- Extracto del documento:

· · · · ·

25 de Marzo de 2010
Ahí donde está Cantoamérica se arma un crisol. Sino, que lo diga La Sabana.
Hasta ella llegó el miércoles pasado un gentío que no dejó espacio libre en el terreno de aquel parque donde, desde su lago, la formación costarricense fue un recipiente del cual emergían, en fusión perfecta, lo mismo calipsos que boleros; lo mismo música de carnaval que salsas, y ¿por qué no? ¡hasta dejos de ska!
Varias generaciones fueron testigos del tremendo colmillo que en casi 30 años de carrera ha afilado este grupo costarricense que comanda Manuel Monestel.
Es que ahí, sentados en el suelo los más ágiles y buscando sillas los más privilegiados, aplaudían y movían los pies adultos mayores, adultos y gente de menos de 30 años.
No costó para nada aceptar un abrazo en el bolero La madrugada y fue fácil, como los cuerpos ya habían entrado en calor, moverse levantando polvo con el medio cha cha chá a la tica de El caimán de la caimanera. ‘Carnavalear’. Fuertes sonaban los trombones de Marisel Torres, Karla Rojas y Alfredo Chavarría. Y dulce y afinadita iba complementándose la flauta y la voz de Aby Huertas por quien, en uno que otro tema, Manuel Monestel se agachó al cantar para ponerse, divertidamente, a su altura.

· · · · ·

- Acciones requeridas:
1: Transcriba literalmente el fragmento de la crónica sobre el concierto de Cantoamérica que comienza con "25 de Marzo" y continúa hasta "de 30 años.".
2: Enumere a todas las personas que la crónica sobre el concierto de Cantoamérica nombra como integrantes del grupo.
3: Redacte la continuación de la crónica sobre el concierto de Cantoamérica en La Sabana a partir de su última oración.

· · · · ·

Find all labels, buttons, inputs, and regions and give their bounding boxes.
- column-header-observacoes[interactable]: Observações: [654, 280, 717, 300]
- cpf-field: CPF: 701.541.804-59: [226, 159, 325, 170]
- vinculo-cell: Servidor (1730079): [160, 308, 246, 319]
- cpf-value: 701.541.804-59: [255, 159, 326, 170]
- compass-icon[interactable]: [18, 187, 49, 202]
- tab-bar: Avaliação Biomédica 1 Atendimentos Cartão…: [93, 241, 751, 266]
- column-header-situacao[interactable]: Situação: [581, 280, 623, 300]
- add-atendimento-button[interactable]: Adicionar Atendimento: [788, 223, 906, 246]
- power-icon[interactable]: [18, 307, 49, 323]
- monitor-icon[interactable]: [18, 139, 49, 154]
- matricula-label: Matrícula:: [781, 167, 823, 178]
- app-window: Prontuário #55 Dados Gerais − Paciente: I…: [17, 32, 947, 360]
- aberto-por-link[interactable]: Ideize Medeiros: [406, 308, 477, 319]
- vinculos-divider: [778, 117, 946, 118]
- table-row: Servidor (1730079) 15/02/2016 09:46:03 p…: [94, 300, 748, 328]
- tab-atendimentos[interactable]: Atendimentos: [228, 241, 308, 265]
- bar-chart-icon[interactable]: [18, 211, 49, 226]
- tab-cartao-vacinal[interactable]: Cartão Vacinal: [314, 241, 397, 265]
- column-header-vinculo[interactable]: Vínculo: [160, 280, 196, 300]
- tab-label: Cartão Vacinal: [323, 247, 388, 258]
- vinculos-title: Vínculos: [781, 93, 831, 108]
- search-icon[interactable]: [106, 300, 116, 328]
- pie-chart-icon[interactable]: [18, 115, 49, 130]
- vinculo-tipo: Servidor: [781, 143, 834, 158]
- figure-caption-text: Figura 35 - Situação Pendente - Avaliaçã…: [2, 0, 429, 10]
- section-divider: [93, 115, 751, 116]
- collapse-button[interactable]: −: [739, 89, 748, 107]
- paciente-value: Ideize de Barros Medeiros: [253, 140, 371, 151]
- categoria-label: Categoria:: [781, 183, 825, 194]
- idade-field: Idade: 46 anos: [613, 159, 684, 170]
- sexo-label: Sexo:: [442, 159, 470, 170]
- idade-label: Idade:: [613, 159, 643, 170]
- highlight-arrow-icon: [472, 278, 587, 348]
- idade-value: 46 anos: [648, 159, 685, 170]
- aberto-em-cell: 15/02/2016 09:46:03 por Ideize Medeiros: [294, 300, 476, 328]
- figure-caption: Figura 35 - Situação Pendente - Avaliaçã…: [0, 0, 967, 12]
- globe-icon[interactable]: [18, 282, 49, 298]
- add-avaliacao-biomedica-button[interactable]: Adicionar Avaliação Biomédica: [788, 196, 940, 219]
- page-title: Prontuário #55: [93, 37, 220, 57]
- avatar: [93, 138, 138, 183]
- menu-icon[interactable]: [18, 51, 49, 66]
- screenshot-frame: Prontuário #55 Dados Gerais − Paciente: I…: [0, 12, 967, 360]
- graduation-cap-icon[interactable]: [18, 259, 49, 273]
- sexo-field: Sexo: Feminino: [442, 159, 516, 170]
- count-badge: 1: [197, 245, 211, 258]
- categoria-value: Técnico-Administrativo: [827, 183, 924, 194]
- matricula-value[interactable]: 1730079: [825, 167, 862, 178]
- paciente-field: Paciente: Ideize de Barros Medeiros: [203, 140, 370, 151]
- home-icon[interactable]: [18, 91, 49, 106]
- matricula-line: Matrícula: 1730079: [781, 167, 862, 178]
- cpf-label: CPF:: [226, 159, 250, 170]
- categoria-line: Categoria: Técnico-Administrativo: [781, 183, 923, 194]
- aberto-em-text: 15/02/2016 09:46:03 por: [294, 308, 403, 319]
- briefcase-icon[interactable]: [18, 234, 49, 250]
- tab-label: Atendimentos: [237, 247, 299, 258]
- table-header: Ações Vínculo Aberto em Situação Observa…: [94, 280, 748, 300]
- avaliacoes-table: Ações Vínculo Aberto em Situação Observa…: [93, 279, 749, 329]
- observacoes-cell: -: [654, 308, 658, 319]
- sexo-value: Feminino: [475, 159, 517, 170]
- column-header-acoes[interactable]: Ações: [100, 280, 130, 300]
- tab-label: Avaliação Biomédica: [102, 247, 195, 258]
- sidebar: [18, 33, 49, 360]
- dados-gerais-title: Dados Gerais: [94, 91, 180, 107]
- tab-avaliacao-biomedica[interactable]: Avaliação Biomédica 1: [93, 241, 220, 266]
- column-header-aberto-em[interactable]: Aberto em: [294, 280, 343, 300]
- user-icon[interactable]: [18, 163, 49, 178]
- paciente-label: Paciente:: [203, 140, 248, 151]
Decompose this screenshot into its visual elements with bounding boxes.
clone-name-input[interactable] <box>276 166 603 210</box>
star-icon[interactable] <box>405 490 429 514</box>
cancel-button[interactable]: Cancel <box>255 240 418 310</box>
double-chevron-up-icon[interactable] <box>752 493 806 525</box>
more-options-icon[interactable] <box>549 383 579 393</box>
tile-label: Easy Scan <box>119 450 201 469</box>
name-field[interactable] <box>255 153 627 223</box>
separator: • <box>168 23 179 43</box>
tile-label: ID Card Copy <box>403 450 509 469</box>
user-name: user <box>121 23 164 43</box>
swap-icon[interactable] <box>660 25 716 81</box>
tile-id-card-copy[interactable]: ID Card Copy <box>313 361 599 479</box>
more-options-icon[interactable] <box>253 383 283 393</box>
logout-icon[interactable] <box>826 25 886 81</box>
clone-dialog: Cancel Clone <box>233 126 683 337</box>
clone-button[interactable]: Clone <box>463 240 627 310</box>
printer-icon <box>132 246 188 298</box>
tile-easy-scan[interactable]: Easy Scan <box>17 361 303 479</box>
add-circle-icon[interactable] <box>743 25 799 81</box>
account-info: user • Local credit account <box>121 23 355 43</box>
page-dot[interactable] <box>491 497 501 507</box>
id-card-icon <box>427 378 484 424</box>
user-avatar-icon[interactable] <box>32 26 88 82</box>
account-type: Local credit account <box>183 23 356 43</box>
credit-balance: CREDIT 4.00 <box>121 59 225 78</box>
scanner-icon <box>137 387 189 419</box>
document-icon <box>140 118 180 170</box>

· · · · ·

- Respuestas por tarea:
1:
25 de Marzo de 2010
Ahí donde está Cantoamérica se arma un crisol. Sino, que lo diga La Sabana.
Hasta ella llegó el miércoles pasado un gentío que no dejó espacio libre en el terreno de aquel parque donde, desde su lago, la formación costarricense fue un recipiente del cual emergían, en fusión perfecta, lo mismo calipsos que boleros; lo mismo música de carnaval que salsas, y ¿por qué no? ¡hasta dejos de ska!
Varias generaciones fueron testigos del tremendo colmillo que en casi 30 años de carrera ha afilado este grupo costarricense que comanda Manuel Monestel.
Es que ahí, sentados en el suelo los más ágiles y buscando sillas los más privilegiados, aplaudían y movían los pies adultos mayores, adultos y gente de menos de 30 años.

2:
- Manuel Monestel
- Marisel Torres
- Karla Rojas
- Alfredo Chavarría
- Aby Huertas

3:
Cantoamérica no sufre de amnesia, muy por el contrario: tiene muy buena memoria. Así que, en aquel concierto enmarcado en el Festival Internacional de las Artes (FIA) 2010, no pasó por alto ni la historia afrocostarricense ni la hermandad cultural y sonora con otros territorios y, por tanto, hizo temas del calypsonian limonense Walter Ferguson y alabaron los carnavales con su casi clásico ya On Carnaval Day.
En medio de todo hubo espacio para la cultura urbana y se mandó Cantoamérica hasta con swing criollo. ¡Y siguió levantándose el polvo en aquel parque de La Sabana!
A las 7 p. m. el grupo se despedía. La gente pidió más con las mismas ganas que se lo pide a los artistas de afuera. ¡Ya era hora! “En nombre de los músicos nacionales que son muchos y muy buenos: ¡muchas gracias!, dijo Manuel Monestel.
Recompensó Cantoamérica al gentío con un tema más. Una canción que un viejo bueno le enseñó cuando él vivió en Brasil. Un poco ritual, un buen tanto carnavalesco fue el tema que en medio tuvo el corito de “¡ay mamá Inés, todos los negros tomamos café!”.